* Material shown
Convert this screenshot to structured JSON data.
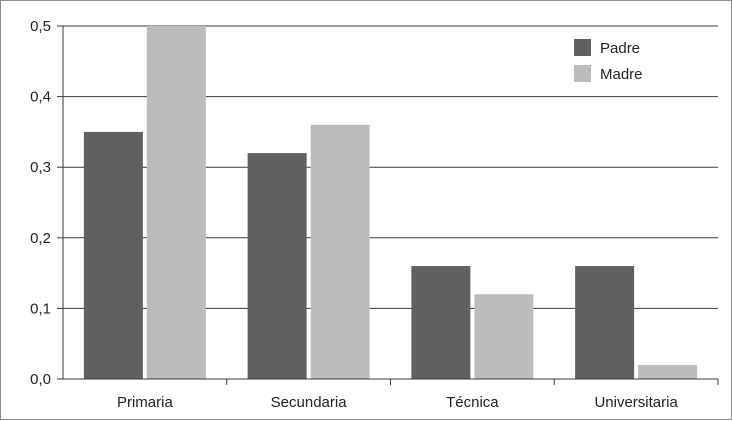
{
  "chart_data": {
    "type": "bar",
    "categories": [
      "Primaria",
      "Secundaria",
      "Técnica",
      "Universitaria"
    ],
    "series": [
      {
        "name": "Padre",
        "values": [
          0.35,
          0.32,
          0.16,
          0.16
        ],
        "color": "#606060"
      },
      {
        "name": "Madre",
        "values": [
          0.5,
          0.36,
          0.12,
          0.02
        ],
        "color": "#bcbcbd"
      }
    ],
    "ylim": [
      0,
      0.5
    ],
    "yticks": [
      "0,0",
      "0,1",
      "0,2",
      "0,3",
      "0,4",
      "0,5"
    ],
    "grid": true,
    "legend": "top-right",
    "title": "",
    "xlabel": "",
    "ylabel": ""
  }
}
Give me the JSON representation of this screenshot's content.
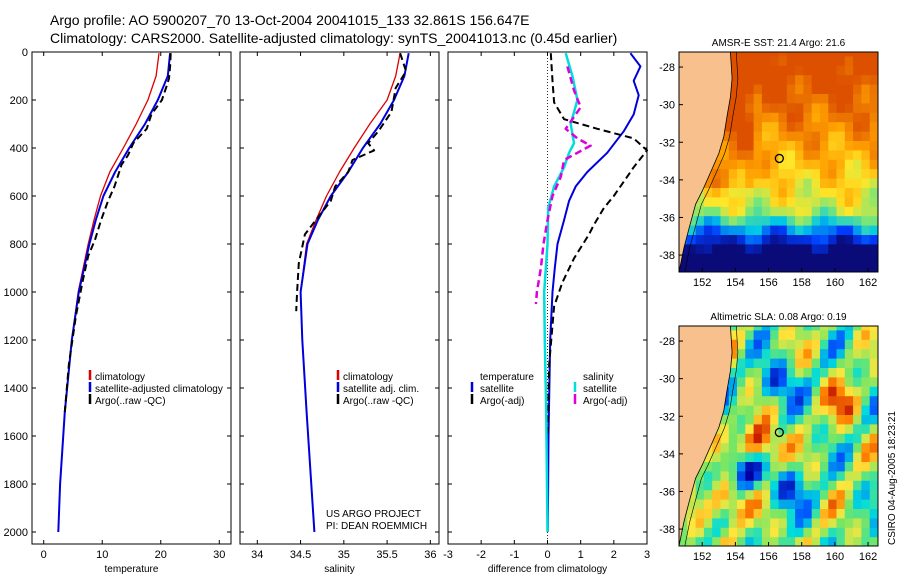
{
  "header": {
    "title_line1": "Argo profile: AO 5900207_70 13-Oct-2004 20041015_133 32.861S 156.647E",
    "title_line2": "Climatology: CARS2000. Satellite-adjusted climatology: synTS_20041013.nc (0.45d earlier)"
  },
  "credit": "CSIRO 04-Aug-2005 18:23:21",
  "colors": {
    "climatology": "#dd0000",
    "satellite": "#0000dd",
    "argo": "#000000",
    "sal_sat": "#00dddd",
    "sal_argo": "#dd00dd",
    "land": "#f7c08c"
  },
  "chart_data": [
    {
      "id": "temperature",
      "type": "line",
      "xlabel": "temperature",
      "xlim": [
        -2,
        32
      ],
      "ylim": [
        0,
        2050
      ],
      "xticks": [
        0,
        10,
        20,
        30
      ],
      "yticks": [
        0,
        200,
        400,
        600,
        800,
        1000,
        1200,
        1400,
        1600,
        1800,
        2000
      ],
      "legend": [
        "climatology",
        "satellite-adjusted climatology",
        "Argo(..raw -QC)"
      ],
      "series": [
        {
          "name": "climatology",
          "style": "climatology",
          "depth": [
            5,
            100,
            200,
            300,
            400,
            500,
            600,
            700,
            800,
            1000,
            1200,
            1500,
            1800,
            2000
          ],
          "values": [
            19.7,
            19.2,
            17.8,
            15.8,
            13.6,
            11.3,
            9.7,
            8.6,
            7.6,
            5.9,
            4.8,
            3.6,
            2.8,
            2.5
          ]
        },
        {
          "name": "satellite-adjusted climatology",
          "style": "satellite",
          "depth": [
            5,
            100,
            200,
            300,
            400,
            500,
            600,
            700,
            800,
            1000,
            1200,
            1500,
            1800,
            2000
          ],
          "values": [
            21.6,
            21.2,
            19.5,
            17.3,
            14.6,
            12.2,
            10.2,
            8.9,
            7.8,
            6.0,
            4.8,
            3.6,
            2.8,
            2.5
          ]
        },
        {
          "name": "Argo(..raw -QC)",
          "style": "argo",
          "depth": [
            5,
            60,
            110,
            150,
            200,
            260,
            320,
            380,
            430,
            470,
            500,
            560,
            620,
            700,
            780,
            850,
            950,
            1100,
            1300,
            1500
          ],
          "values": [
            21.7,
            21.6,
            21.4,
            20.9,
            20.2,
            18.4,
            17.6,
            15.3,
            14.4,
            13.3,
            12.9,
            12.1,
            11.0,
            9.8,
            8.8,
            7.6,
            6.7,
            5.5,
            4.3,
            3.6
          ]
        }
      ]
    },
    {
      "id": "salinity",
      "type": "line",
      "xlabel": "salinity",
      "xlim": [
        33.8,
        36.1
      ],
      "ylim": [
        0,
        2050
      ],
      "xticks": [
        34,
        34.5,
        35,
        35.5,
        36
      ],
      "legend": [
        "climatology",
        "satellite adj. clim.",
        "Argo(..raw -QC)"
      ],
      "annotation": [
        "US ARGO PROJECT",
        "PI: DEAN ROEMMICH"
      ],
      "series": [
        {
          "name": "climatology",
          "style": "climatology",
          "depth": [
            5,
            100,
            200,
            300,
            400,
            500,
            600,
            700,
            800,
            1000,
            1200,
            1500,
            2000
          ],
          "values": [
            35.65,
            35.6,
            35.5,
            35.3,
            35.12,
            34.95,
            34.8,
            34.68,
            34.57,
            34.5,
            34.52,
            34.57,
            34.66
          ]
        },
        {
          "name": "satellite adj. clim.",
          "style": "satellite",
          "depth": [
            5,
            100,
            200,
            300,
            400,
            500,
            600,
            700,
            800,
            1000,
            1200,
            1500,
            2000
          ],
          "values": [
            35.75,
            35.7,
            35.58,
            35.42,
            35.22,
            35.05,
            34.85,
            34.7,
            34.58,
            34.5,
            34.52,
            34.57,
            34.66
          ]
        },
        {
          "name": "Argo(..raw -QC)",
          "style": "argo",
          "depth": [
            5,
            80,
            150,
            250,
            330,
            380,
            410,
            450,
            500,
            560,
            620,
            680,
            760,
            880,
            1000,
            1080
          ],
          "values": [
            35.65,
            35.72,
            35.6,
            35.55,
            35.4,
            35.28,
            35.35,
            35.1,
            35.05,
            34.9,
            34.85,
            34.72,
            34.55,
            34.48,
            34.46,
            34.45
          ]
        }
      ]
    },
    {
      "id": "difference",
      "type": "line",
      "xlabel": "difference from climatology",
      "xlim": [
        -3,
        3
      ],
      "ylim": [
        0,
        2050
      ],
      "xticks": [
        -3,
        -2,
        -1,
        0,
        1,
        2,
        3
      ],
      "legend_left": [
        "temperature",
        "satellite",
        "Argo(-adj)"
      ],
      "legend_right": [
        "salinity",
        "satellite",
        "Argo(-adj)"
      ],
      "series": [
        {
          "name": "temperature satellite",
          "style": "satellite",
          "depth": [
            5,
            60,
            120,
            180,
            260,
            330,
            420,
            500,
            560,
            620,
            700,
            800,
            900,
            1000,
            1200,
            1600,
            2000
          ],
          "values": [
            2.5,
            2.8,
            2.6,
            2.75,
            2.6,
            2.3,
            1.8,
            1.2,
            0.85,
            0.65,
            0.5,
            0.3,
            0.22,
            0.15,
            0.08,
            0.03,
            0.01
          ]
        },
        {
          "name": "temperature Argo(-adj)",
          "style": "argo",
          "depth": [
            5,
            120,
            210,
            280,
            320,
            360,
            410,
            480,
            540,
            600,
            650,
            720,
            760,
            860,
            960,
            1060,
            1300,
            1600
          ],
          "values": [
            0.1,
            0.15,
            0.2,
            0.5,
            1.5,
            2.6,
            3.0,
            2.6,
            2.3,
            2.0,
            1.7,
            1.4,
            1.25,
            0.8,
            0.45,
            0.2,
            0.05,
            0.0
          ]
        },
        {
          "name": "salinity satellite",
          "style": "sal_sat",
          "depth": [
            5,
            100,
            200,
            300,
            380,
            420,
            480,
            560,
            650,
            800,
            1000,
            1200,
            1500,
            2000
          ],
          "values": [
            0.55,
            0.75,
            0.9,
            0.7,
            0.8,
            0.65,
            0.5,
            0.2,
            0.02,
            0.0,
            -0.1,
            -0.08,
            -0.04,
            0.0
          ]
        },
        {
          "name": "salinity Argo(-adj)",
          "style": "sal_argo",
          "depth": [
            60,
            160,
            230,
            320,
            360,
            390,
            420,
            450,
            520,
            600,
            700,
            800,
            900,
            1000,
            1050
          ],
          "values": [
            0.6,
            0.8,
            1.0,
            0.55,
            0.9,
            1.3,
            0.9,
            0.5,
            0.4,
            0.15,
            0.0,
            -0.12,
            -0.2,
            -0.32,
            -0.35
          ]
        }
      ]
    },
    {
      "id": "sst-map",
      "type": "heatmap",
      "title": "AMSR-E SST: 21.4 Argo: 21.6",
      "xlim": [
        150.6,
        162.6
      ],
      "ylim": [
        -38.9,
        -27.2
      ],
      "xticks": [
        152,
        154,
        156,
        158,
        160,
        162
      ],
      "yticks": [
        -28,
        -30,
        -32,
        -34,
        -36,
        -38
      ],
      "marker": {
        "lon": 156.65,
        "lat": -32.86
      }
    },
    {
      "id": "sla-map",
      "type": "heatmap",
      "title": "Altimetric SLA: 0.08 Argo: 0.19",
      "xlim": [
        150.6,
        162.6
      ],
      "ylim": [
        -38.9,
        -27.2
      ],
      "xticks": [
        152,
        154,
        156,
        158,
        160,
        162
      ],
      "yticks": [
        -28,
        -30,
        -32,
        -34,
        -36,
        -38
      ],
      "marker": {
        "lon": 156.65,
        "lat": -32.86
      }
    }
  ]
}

* Exercise task
Extract all lines from the data in which "climatology" is found.

* Answer to the problem
    "title_line2": "Climatology: CARS2000. Satellite-adjusted climatology: synTS_20041013.nc (0.45d earlier)"
    "climatology": "#dd0000",
        "climatology",
        "satellite-adjusted climatology",
          "name": "climatology",
          "style": "climatology",
          "name": "satellite-adjusted climatology",
        "climatology",
          "name": "climatology",
          "style": "climatology",
      "xlabel": "difference from climatology",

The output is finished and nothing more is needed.